WRITTEN INSTRUCTION: Spot every line with the word "title" and return it.

[Items from a dataset]
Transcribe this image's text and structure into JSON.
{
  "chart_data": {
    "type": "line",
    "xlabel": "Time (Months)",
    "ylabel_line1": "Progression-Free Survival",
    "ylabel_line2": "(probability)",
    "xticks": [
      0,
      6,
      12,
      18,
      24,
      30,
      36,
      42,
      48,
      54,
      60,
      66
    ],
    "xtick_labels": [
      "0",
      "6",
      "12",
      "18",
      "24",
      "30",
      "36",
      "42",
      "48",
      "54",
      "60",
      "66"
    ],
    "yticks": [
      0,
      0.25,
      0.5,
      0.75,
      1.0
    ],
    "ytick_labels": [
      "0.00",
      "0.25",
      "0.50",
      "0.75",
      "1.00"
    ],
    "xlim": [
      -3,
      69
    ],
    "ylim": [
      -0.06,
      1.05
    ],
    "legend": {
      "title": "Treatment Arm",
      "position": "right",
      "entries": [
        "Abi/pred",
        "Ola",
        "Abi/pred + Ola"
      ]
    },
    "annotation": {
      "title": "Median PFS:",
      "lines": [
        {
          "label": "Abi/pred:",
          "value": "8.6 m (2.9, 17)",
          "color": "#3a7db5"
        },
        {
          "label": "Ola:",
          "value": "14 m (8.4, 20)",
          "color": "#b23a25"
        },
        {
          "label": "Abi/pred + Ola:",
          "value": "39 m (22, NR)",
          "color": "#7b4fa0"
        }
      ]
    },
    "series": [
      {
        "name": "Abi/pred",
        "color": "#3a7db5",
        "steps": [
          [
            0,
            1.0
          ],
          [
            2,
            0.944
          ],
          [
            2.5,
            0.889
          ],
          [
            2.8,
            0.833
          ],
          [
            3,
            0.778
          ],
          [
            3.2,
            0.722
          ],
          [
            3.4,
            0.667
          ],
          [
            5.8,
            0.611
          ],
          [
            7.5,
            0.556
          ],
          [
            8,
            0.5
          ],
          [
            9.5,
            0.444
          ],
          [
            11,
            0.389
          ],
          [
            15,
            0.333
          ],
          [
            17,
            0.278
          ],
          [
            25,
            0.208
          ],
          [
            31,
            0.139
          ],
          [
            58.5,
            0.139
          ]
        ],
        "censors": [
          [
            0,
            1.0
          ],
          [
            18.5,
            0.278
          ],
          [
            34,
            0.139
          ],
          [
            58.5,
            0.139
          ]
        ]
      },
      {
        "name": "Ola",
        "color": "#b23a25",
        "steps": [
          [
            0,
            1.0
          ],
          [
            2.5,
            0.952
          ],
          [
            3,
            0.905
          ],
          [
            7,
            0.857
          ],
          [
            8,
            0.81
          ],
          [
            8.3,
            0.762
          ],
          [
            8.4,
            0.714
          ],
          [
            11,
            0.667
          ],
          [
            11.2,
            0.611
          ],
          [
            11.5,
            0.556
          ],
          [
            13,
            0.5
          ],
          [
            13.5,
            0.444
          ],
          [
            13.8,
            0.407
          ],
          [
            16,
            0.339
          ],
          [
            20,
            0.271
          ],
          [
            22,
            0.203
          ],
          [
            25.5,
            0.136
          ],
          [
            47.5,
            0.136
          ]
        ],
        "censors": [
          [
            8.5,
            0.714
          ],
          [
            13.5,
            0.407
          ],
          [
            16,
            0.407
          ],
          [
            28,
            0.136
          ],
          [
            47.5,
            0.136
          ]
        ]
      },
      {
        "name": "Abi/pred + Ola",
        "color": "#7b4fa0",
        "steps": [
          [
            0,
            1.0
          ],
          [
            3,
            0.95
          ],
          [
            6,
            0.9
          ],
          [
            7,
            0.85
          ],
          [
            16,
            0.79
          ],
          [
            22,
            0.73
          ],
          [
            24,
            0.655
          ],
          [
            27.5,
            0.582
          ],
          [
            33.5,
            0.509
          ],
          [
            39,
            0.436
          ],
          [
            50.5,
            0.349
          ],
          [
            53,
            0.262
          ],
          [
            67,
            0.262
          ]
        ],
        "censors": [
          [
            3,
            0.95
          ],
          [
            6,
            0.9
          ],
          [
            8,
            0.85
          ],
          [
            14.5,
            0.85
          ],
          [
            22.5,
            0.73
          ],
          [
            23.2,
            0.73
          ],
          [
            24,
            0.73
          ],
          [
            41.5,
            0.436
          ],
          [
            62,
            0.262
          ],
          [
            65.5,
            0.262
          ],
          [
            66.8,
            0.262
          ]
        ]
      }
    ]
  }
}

TASK ANSWER:
      "title": "Treatment Arm",
      "title": "Median PFS:",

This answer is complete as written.